Below are records to transcribe exactly, without their pictures.

* **Data for the task**:
◆ ◆ ◆ ◆

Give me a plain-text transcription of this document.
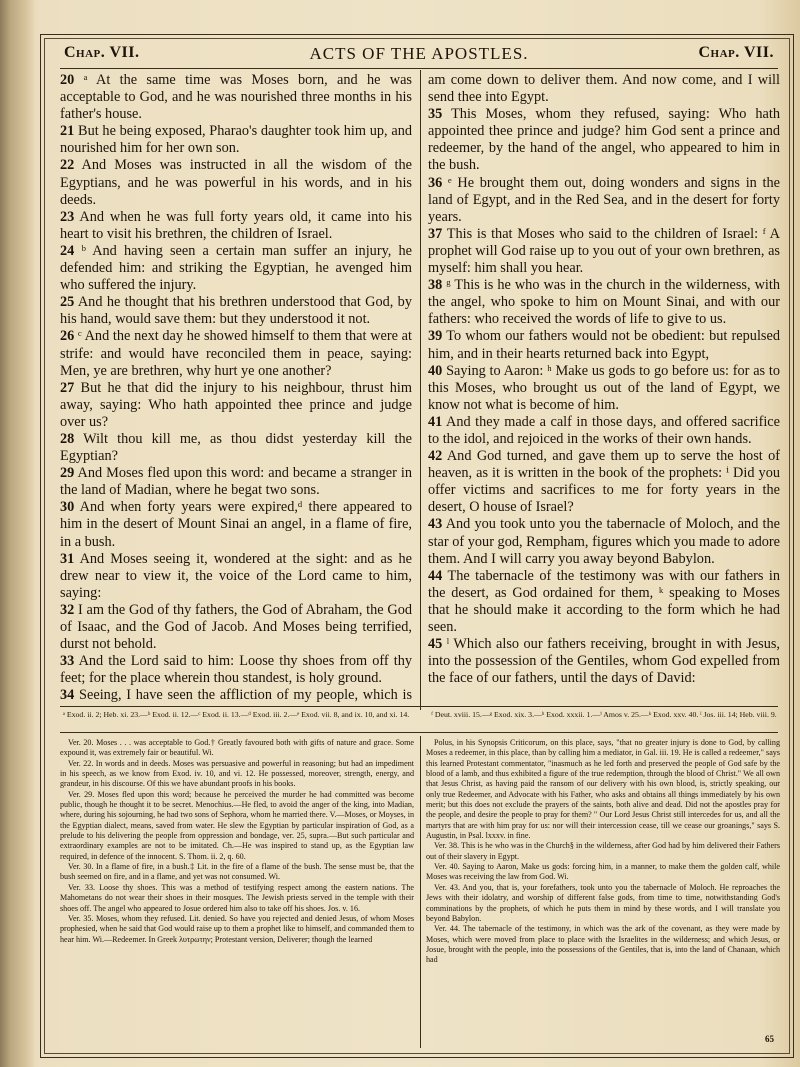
Chap. VII.	ACTS OF THE APOSTLES.	Chap. VII.

20 ᵃ At the same time was Moses born, and he was acceptable to God, and he was nourished three months in his father's house.

21 But he being exposed, Pharao's daughter took him up, and nourished him for her own son.

22 And Moses was instructed in all the wisdom of the Egyptians, and he was powerful in his words, and in his deeds.

23 And when he was full forty years old, it came into his heart to visit his brethren, the children of Israel.

24 ᵇ And having seen a certain man suffer an injury, he defended him: and striking the Egyptian, he avenged him who suffered the injury.

25 And he thought that his brethren understood that God, by his hand, would save them: but they understood it not.

26 ᶜ And the next day he showed himself to them that were at strife: and would have reconciled them in peace, saying: Men, ye are brethren, why hurt ye one another?

27 But he that did the injury to his neighbour, thrust him away, saying: Who hath appointed thee prince and judge over us?

28 Wilt thou kill me, as thou didst yesterday kill the Egyptian?

29 And Moses fled upon this word: and became a stranger in the land of Madian, where he begat two sons.

30 And when forty years were expired,ᵈ there appeared to him in the desert of Mount Sinai an angel, in a flame of fire, in a bush.

31 And Moses seeing it, wondered at the sight: and as he drew near to view it, the voice of the Lord came to him, saying:

32 I am the God of thy fathers, the God of Abraham, the God of Isaac, and the God of Jacob. And Moses being terrified, durst not behold.

33 And the Lord said to him: Loose thy shoes from off thy feet; for the place wherein thou standest, is holy ground.

34 Seeing, I have seen the affliction of my people, which is

am come down to deliver them. And now come, and I will send thee into Egypt.

35 This Moses, whom they refused, saying: Who hath appointed thee prince and judge? him God sent a prince and redeemer, by the hand of the angel, who appeared to him in the bush.

36 ᵉ He brought them out, doing wonders and signs in the land of Egypt, and in the Red Sea, and in the desert for forty years.

37 This is that Moses who said to the children of Israel: ᶠ A prophet will God raise up to you out of your own brethren, as myself: him shall you hear.

38 ᵍ This is he who was in the church in the wilderness, with the angel, who spoke to him on Mount Sinai, and with our fathers: who received the words of life to give to us.

39 To whom our fathers would not be obedient: but repulsed him, and in their hearts returned back into Egypt,

40 Saying to Aaron: ʰ Make us gods to go before us: for as to this Moses, who brought us out of the land of Egypt, we know not what is become of him.

41 And they made a calf in those days, and offered sacrifice to the idol, and rejoiced in the works of their own hands.

42 And God turned, and gave them up to serve the host of heaven, as it is written in the book of the prophets: ⁱ Did you offer victims and sacrifices to me for forty years in the desert, O house of Israel?

43 And you took unto you the tabernacle of Moloch, and the star of your god, Rempham, figures which you made to adore them. And I will carry you away beyond Babylon.

44 The tabernacle of the testimony was with our fathers in the desert, as God ordained for them, ᵏ speaking to Moses that he should make it according to the form which he had seen.

45 ˡ Which also our fathers receiving, brought in with Jesus, into the possession of the Gentiles, whom God expelled from the face of our fathers, until the days of David:

ᵃ Exod. ii. 2; Heb. xi. 23.—ᵇ Exod. ii. 12.—ᶜ Exod. ii. 13.—ᵈ Exod. iii. 2.—ᵉ Exod. vii. 8, and ix. 10, and xi. 14.	ᶠ Deut. xviii. 15.—ᵍ Exod. xix. 3.—ʰ Exod. xxxii. 1.—ⁱ Amos v. 25.—ᵏ Exod. xxv. 40. ˡ Jos. iii. 14; Heb. viii. 9.

Ver. 20. Moses . . . was acceptable to God.† Greatly favoured both with gifts of nature and grace. Some expound it, was extremely fair or beautiful. Wi.

Ver. 22. In words and in deeds. Moses was persuasive and powerful in reasoning; but had an impediment in his speech, as we know from Exod. iv. 10, and vi. 12. He possessed, moreover, strength, energy, and grandeur, in his discourse. Of this we have abundant proofs in his books.

Ver. 29. Moses fled upon this word; because he perceived the murder he had committed was become public, though he thought it to be secret. Menochius.—He fled, to avoid the anger of the king, into Madian, where, during his sojourning, he had two sons of Sephora, whom he married there. V.—Moses, or Moyses, in the Egyptian dialect, means, saved from water. He slew the Egyptian by particular inspiration of God, as a prelude to his delivering the people from oppression and bondage, ver. 25, supra.—But such particular and extraordinary examples are not to be imitated. Ch.—He was inspired to stand up, as the Egyptian law required, in defence of the innocent. S. Thom. ii. 2, q. 60.

Ver. 30. In a flame of fire, in a bush.‡ Lit. in the fire of a flame of the bush. The sense must be, that the bush seemed on fire, and in a flame, and yet was not consumed. Wi.

Ver. 33. Loose thy shoes. This was a method of testifying respect among the eastern nations. The Mahometans do not wear their shoes in their mosques. The Jewish priests served in the temple with their shoes off. The angel who appeared to Josue ordered him also to take off his shoes. Jos. v. 16.

Ver. 35. Moses, whom they refused. Lit. denied. So have you rejected and denied Jesus, of whom Moses prophesied, when he said that God would raise up to them a prophet like to himself, and commanded them to hear him. Wi.—Redeemer. In Greek λυτρωτην; Protestant version, Deliverer; though the learned

Polus, in his Synopsis Criticorum, on this place, says, "that no greater injury is done to God, by calling Moses a redeemer, in this place, than by calling him a mediator, in Gal. iii. 19. He is called a redeemer," says this learned Protestant commentator, "inasmuch as he led forth and preserved the people of God safe by the blood of a lamb, and thus exhibited a figure of the true redemption, through the blood of Christ." We all own that Jesus Christ, as having paid the ransom of our delivery with his own blood, is, strictly speaking, our only true Redeemer, and Advocate with his Father, who asks and obtains all things immediately by his own merit; but this does not exclude the prayers of the saints, both alive and dead. Did not the apostles pray for the people, and desire the people to pray for them? " Our Lord Jesus Christ still intercedes for us, and all the martyrs that are with him pray for us: nor will their intercession cease, till we cease our groanings," says S. Augustin, in Psal. lxxxv. in fine.

Ver. 38. This is he who was in the Church§ in the wilderness, after God had by him delivered their Fathers out of their slavery in Egypt.

Ver. 40. Saying to Aaron, Make us gods: forcing him, in a manner, to make them the golden calf, while Moses was receiving the law from God. Wi.

Ver. 43. And you, that is, your forefathers, took unto you the tabernacle of Moloch. He reproaches the Jews with their idolatry, and worship of different false gods, from time to time, notwithstanding God's comminations by the prophets, of which he puts them in mind by these words, and I will translate you beyond Babylon.

Ver. 44. The tabernacle of the testimony, in which was the ark of the covenant, as they were made by Moses, which were moved from place to place with the Israelites in the wilderness; and which Jesus, or Josue, brought with the people, into the possessions of the Gentiles, that is, into the land of Chanaan, which had

65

◆ ◆ ◆ ◆

* **Output**:
Give me a plain-text transcription of this document.
Chap. VII.	ACTS OF THE APOSTLES.	Chap. VII.

20 ᵃ At the same time was Moses born, and he was acceptable to God, and he was nourished three months in his father's house.

21 But he being exposed, Pharao's daughter took him up, and nourished him for her own son.

22 And Moses was instructed in all the wisdom of the Egyptians, and he was powerful in his words, and in his deeds.

23 And when he was full forty years old, it came into his heart to visit his brethren, the children of Israel.

24 ᵇ And having seen a certain man suffer an injury, he defended him: and striking the Egyptian, he avenged him who suffered the injury.

25 And he thought that his brethren understood that God, by his hand, would save them: but they understood it not.

26 ᶜ And the next day he showed himself to them that were at strife: and would have reconciled them in peace, saying: Men, ye are brethren, why hurt ye one another?

27 But he that did the injury to his neighbour, thrust him away, saying: Who hath appointed thee prince and judge over us?

28 Wilt thou kill me, as thou didst yesterday kill the Egyptian?

29 And Moses fled upon this word: and became a stranger in the land of Madian, where he begat two sons.

30 And when forty years were expired,ᵈ there appeared to him in the desert of Mount Sinai an angel, in a flame of fire, in a bush.

31 And Moses seeing it, wondered at the sight: and as he drew near to view it, the voice of the Lord came to him, saying:

32 I am the God of thy fathers, the God of Abraham, the God of Isaac, and the God of Jacob. And Moses being terrified, durst not behold.

33 And the Lord said to him: Loose thy shoes from off thy feet; for the place wherein thou standest, is holy ground.

34 Seeing, I have seen the affliction of my people, which is

am come down to deliver them. And now come, and I will send thee into Egypt.

35 This Moses, whom they refused, saying: Who hath appointed thee prince and judge? him God sent a prince and redeemer, by the hand of the angel, who appeared to him in the bush.

36 ᵉ He brought them out, doing wonders and signs in the land of Egypt, and in the Red Sea, and in the desert for forty years.

37 This is that Moses who said to the children of Israel: ᶠ A prophet will God raise up to you out of your own brethren, as myself: him shall you hear.

38 ᵍ This is he who was in the church in the wilderness, with the angel, who spoke to him on Mount Sinai, and with our fathers: who received the words of life to give to us.

39 To whom our fathers would not be obedient: but repulsed him, and in their hearts returned back into Egypt,

40 Saying to Aaron: ʰ Make us gods to go before us: for as to this Moses, who brought us out of the land of Egypt, we know not what is become of him.

41 And they made a calf in those days, and offered sacrifice to the idol, and rejoiced in the works of their own hands.

42 And God turned, and gave them up to serve the host of heaven, as it is written in the book of the prophets: ⁱ Did you offer victims and sacrifices to me for forty years in the desert, O house of Israel?

43 And you took unto you the tabernacle of Moloch, and the star of your god, Rempham, figures which you made to adore them. And I will carry you away beyond Babylon.

44 The tabernacle of the testimony was with our fathers in the desert, as God ordained for them, ᵏ speaking to Moses that he should make it according to the form which he had seen.

45 ˡ Which also our fathers receiving, brought in with Jesus, into the possession of the Gentiles, whom God expelled from the face of our fathers, until the days of David:

ᵃ Exod. ii. 2; Heb. xi. 23.—ᵇ Exod. ii. 12.—ᶜ Exod. ii. 13.—ᵈ Exod. iii. 2.—ᵉ Exod. vii. 8, and ix. 10, and xi. 14.	ᶠ Deut. xviii. 15.—ᵍ Exod. xix. 3.—ʰ Exod. xxxii. 1.—ⁱ Amos v. 25.—ᵏ Exod. xxv. 40. ˡ Jos. iii. 14; Heb. viii. 9.

Ver. 20. Moses . . . was acceptable to God.† Greatly favoured both with gifts of nature and grace. Some expound it, was extremely fair or beautiful. Wi.

Ver. 22. In words and in deeds. Moses was persuasive and powerful in reasoning; but had an impediment in his speech, as we know from Exod. iv. 10, and vi. 12. He possessed, moreover, strength, energy, and grandeur, in his discourse. Of this we have abundant proofs in his books.

Ver. 29. Moses fled upon this word; because he perceived the murder he had committed was become public, though he thought it to be secret. Menochius.—He fled, to avoid the anger of the king, into Madian, where, during his sojourning, he had two sons of Sephora, whom he married there. V.—Moses, or Moyses, in the Egyptian dialect, means, saved from water. He slew the Egyptian by particular inspiration of God, as a prelude to his delivering the people from oppression and bondage, ver. 25, supra.—But such particular and extraordinary examples are not to be imitated. Ch.—He was inspired to stand up, as the Egyptian law required, in defence of the innocent. S. Thom. ii. 2, q. 60.

Ver. 30. In a flame of fire, in a bush.‡ Lit. in the fire of a flame of the bush. The sense must be, that the bush seemed on fire, and in a flame, and yet was not consumed. Wi.

Ver. 33. Loose thy shoes. This was a method of testifying respect among the eastern nations. The Mahometans do not wear their shoes in their mosques. The Jewish priests served in the temple with their shoes off. The angel who appeared to Josue ordered him also to take off his shoes. Jos. v. 16.

Ver. 35. Moses, whom they refused. Lit. denied. So have you rejected and denied Jesus, of whom Moses prophesied, when he said that God would raise up to them a prophet like to himself, and commanded them to hear him. Wi.—Redeemer. In Greek λυτρωτην; Protestant version, Deliverer; though the learned

Polus, in his Synopsis Criticorum, on this place, says, "that no greater injury is done to God, by calling Moses a redeemer, in this place, than by calling him a mediator, in Gal. iii. 19. He is called a redeemer," says this learned Protestant commentator, "inasmuch as he led forth and preserved the people of God safe by the blood of a lamb, and thus exhibited a figure of the true redemption, through the blood of Christ." We all own that Jesus Christ, as having paid the ransom of our delivery with his own blood, is, strictly speaking, our only true Redeemer, and Advocate with his Father, who asks and obtains all things immediately by his own merit; but this does not exclude the prayers of the saints, both alive and dead. Did not the apostles pray for the people, and desire the people to pray for them? " Our Lord Jesus Christ still intercedes for us, and all the martyrs that are with him pray for us: nor will their intercession cease, till we cease our groanings," says S. Augustin, in Psal. lxxxv. in fine.

Ver. 38. This is he who was in the Church§ in the wilderness, after God had by him delivered their Fathers out of their slavery in Egypt.

Ver. 40. Saying to Aaron, Make us gods: forcing him, in a manner, to make them the golden calf, while Moses was receiving the law from God. Wi.

Ver. 43. And you, that is, your forefathers, took unto you the tabernacle of Moloch. He reproaches the Jews with their idolatry, and worship of different false gods, from time to time, notwithstanding God's comminations by the prophets, of which he puts them in mind by these words, and I will translate you beyond Babylon.

Ver. 44. The tabernacle of the testimony, in which was the ark of the covenant, as they were made by Moses, which were moved from place to place with the Israelites in the wilderness; and which Jesus, or Josue, brought with the people, into the possessions of the Gentiles, that is, into the land of Chanaan, which had

65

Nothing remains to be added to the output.